Extracted data entries

|---|

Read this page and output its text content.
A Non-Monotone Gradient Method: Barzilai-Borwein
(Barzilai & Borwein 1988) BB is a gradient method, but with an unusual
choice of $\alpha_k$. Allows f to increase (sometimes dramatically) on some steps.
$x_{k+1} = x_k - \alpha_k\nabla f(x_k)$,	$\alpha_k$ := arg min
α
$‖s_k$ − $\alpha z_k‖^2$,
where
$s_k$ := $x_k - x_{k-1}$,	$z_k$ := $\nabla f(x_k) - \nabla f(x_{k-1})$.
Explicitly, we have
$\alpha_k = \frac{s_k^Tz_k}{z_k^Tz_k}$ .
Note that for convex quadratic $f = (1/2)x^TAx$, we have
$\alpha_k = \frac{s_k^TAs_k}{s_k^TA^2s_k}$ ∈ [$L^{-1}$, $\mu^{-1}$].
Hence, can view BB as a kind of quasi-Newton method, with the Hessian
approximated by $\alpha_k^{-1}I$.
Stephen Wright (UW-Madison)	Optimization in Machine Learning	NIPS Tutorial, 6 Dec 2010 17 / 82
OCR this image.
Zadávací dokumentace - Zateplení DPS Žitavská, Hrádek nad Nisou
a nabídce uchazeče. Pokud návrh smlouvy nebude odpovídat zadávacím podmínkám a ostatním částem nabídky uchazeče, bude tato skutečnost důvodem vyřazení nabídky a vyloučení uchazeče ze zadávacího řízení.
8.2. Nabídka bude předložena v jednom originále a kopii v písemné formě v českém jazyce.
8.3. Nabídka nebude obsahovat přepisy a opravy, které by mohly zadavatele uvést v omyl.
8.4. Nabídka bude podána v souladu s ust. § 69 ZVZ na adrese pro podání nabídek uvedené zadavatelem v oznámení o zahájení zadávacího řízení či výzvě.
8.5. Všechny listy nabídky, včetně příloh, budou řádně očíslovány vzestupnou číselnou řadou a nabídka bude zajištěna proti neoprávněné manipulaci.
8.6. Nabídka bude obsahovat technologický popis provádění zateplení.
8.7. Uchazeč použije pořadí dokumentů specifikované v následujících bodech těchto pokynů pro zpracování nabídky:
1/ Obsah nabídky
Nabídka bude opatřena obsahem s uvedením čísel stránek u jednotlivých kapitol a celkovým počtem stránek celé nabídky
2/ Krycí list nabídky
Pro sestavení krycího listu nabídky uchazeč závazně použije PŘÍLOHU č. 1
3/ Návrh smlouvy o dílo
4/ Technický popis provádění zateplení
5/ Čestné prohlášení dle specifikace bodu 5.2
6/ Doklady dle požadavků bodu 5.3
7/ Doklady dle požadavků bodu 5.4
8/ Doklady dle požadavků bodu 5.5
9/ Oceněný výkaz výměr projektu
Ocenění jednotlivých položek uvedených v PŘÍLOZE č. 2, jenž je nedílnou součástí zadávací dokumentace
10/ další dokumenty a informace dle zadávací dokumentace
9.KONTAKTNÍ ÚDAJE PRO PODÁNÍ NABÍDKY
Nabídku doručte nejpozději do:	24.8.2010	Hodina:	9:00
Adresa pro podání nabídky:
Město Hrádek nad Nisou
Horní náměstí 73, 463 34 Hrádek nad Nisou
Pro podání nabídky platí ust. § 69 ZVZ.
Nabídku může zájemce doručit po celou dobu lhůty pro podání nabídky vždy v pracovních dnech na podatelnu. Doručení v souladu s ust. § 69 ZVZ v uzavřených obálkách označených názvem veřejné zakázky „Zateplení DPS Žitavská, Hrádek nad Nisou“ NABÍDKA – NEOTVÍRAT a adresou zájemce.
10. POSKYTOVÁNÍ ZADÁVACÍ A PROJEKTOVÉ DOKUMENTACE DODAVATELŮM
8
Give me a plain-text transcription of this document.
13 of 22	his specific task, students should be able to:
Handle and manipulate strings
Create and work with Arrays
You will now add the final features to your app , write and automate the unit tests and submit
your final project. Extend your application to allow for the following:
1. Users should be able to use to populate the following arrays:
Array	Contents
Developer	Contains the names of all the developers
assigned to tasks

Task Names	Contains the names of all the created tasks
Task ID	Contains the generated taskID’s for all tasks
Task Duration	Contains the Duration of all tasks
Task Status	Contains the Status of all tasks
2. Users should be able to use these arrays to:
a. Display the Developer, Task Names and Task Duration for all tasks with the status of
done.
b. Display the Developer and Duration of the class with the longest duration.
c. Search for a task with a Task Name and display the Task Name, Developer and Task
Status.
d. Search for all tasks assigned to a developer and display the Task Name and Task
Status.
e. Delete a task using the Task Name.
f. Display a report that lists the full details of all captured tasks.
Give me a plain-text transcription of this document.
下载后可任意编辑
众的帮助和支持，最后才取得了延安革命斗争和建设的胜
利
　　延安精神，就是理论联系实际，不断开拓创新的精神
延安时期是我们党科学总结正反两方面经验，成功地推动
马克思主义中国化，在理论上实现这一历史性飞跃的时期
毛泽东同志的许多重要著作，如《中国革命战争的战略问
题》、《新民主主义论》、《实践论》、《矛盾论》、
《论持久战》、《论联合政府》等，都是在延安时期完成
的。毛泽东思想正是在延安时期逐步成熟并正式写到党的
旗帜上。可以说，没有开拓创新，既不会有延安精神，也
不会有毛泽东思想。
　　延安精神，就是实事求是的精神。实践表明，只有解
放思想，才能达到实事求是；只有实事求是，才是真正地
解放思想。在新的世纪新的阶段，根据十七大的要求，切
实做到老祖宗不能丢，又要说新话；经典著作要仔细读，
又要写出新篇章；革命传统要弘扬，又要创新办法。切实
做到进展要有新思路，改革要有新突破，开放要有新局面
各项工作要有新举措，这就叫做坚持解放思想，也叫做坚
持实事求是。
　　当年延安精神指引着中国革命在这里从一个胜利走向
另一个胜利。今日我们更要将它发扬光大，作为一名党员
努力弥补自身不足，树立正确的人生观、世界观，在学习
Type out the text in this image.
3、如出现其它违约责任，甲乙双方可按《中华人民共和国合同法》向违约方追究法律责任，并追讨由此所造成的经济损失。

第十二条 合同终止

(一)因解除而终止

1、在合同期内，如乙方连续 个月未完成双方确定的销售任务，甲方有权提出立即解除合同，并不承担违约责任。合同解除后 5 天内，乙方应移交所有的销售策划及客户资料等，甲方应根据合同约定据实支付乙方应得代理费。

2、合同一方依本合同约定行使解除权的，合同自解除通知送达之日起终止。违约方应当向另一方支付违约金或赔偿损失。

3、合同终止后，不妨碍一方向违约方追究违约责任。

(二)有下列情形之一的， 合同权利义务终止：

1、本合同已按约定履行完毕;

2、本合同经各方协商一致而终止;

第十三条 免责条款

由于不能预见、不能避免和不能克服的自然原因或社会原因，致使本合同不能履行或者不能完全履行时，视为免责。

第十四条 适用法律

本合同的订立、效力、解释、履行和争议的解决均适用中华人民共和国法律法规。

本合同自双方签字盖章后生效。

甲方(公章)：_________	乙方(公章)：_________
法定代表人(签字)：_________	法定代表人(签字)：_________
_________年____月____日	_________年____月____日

|---|

- Short problem
Above are some records. Print them all exactly.

- Output of the task
Read this page and output its text content.
A Non-Monotone Gradient Method: Barzilai-Borwein
(Barzilai & Borwein 1988) BB is a gradient method, but with an unusual
choice of $\alpha_k$. Allows f to increase (sometimes dramatically) on some steps.
$x_{k+1} = x_k - \alpha_k\nabla f(x_k)$,	$\alpha_k$ := arg min
α
$‖s_k$ − $\alpha z_k‖^2$,
where
$s_k$ := $x_k - x_{k-1}$,	$z_k$ := $\nabla f(x_k) - \nabla f(x_{k-1})$.
Explicitly, we have
$\alpha_k = \frac{s_k^Tz_k}{z_k^Tz_k}$ .
Note that for convex quadratic $f = (1/2)x^TAx$, we have
$\alpha_k = \frac{s_k^TAs_k}{s_k^TA^2s_k}$ ∈ [$L^{-1}$, $\mu^{-1}$].
Hence, can view BB as a kind of quasi-Newton method, with the Hessian
approximated by $\alpha_k^{-1}I$.
Stephen Wright (UW-Madison)	Optimization in Machine Learning	NIPS Tutorial, 6 Dec 2010 17 / 82
OCR this image.
Zadávací dokumentace - Zateplení DPS Žitavská, Hrádek nad Nisou
a nabídce uchazeče. Pokud návrh smlouvy nebude odpovídat zadávacím podmínkám a ostatním částem nabídky uchazeče, bude tato skutečnost důvodem vyřazení nabídky a vyloučení uchazeče ze zadávacího řízení.
8.2. Nabídka bude předložena v jednom originále a kopii v písemné formě v českém jazyce.
8.3. Nabídka nebude obsahovat přepisy a opravy, které by mohly zadavatele uvést v omyl.
8.4. Nabídka bude podána v souladu s ust. § 69 ZVZ na adrese pro podání nabídek uvedené zadavatelem v oznámení o zahájení zadávacího řízení či výzvě.
8.5. Všechny listy nabídky, včetně příloh, budou řádně očíslovány vzestupnou číselnou řadou a nabídka bude zajištěna proti neoprávněné manipulaci.
8.6. Nabídka bude obsahovat technologický popis provádění zateplení.
8.7. Uchazeč použije pořadí dokumentů specifikované v následujících bodech těchto pokynů pro zpracování nabídky:
1/ Obsah nabídky
Nabídka bude opatřena obsahem s uvedením čísel stránek u jednotlivých kapitol a celkovým počtem stránek celé nabídky
2/ Krycí list nabídky
Pro sestavení krycího listu nabídky uchazeč závazně použije PŘÍLOHU č. 1
3/ Návrh smlouvy o dílo
4/ Technický popis provádění zateplení
5/ Čestné prohlášení dle specifikace bodu 5.2
6/ Doklady dle požadavků bodu 5.3
7/ Doklady dle požadavků bodu 5.4
8/ Doklady dle požadavků bodu 5.5
9/ Oceněný výkaz výměr projektu
Ocenění jednotlivých položek uvedených v PŘÍLOZE č. 2, jenž je nedílnou součástí zadávací dokumentace
10/ další dokumenty a informace dle zadávací dokumentace
9.KONTAKTNÍ ÚDAJE PRO PODÁNÍ NABÍDKY
Nabídku doručte nejpozději do:	24.8.2010	Hodina:	9:00
Adresa pro podání nabídky:
Město Hrádek nad Nisou
Horní náměstí 73, 463 34 Hrádek nad Nisou
Pro podání nabídky platí ust. § 69 ZVZ.
Nabídku může zájemce doručit po celou dobu lhůty pro podání nabídky vždy v pracovních dnech na podatelnu. Doručení v souladu s ust. § 69 ZVZ v uzavřených obálkách označených názvem veřejné zakázky „Zateplení DPS Žitavská, Hrádek nad Nisou“ NABÍDKA – NEOTVÍRAT a adresou zájemce.
10. POSKYTOVÁNÍ ZADÁVACÍ A PROJEKTOVÉ DOKUMENTACE DODAVATELŮM
8
Give me a plain-text transcription of this document.
13 of 22	his specific task, students should be able to:
Handle and manipulate strings
Create and work with Arrays
You will now add the final features to your app , write and automate the unit tests and submit
your final project. Extend your application to allow for the following:
1. Users should be able to use to populate the following arrays:
Array	Contents
Developer	Contains the names of all the developers
assigned to tasks

Task Names	Contains the names of all the created tasks
Task ID	Contains the generated taskID’s for all tasks
Task Duration	Contains the Duration of all tasks
Task Status	Contains the Status of all tasks
2. Users should be able to use these arrays to:
a. Display the Developer, Task Names and Task Duration for all tasks with the status of
done.
b. Display the Developer and Duration of the class with the longest duration.
c. Search for a task with a Task Name and display the Task Name, Developer and Task
Status.
d. Search for all tasks assigned to a developer and display the Task Name and Task
Status.
e. Delete a task using the Task Name.
f. Display a report that lists the full details of all captured tasks.
Give me a plain-text transcription of this document.
下载后可任意编辑
众的帮助和支持，最后才取得了延安革命斗争和建设的胜
利
　　延安精神，就是理论联系实际，不断开拓创新的精神
延安时期是我们党科学总结正反两方面经验，成功地推动
马克思主义中国化，在理论上实现这一历史性飞跃的时期
毛泽东同志的许多重要著作，如《中国革命战争的战略问
题》、《新民主主义论》、《实践论》、《矛盾论》、
《论持久战》、《论联合政府》等，都是在延安时期完成
的。毛泽东思想正是在延安时期逐步成熟并正式写到党的
旗帜上。可以说，没有开拓创新，既不会有延安精神，也
不会有毛泽东思想。
　　延安精神，就是实事求是的精神。实践表明，只有解
放思想，才能达到实事求是；只有实事求是，才是真正地
解放思想。在新的世纪新的阶段，根据十七大的要求，切
实做到老祖宗不能丢，又要说新话；经典著作要仔细读，
又要写出新篇章；革命传统要弘扬，又要创新办法。切实
做到进展要有新思路，改革要有新突破，开放要有新局面
各项工作要有新举措，这就叫做坚持解放思想，也叫做坚
持实事求是。
　　当年延安精神指引着中国革命在这里从一个胜利走向
另一个胜利。今日我们更要将它发扬光大，作为一名党员
努力弥补自身不足，树立正确的人生观、世界观，在学习
Type out the text in this image.
3、如出现其它违约责任，甲乙双方可按《中华人民共和国合同法》向违约方追究法律责任，并追讨由此所造成的经济损失。

第十二条 合同终止

(一)因解除而终止

1、在合同期内，如乙方连续 个月未完成双方确定的销售任务，甲方有权提出立即解除合同，并不承担违约责任。合同解除后 5 天内，乙方应移交所有的销售策划及客户资料等，甲方应根据合同约定据实支付乙方应得代理费。

2、合同一方依本合同约定行使解除权的，合同自解除通知送达之日起终止。违约方应当向另一方支付违约金或赔偿损失。

3、合同终止后，不妨碍一方向违约方追究违约责任。

(二)有下列情形之一的， 合同权利义务终止：

1、本合同已按约定履行完毕;

2、本合同经各方协商一致而终止;

第十三条 免责条款

由于不能预见、不能避免和不能克服的自然原因或社会原因，致使本合同不能履行或者不能完全履行时，视为免责。

第十四条 适用法律

本合同的订立、效力、解释、履行和争议的解决均适用中华人民共和国法律法规。

本合同自双方签字盖章后生效。

甲方(公章)：_________	乙方(公章)：_________
法定代表人(签字)：_________	法定代表人(签字)：_________
_________年____月____日	_________年____月____日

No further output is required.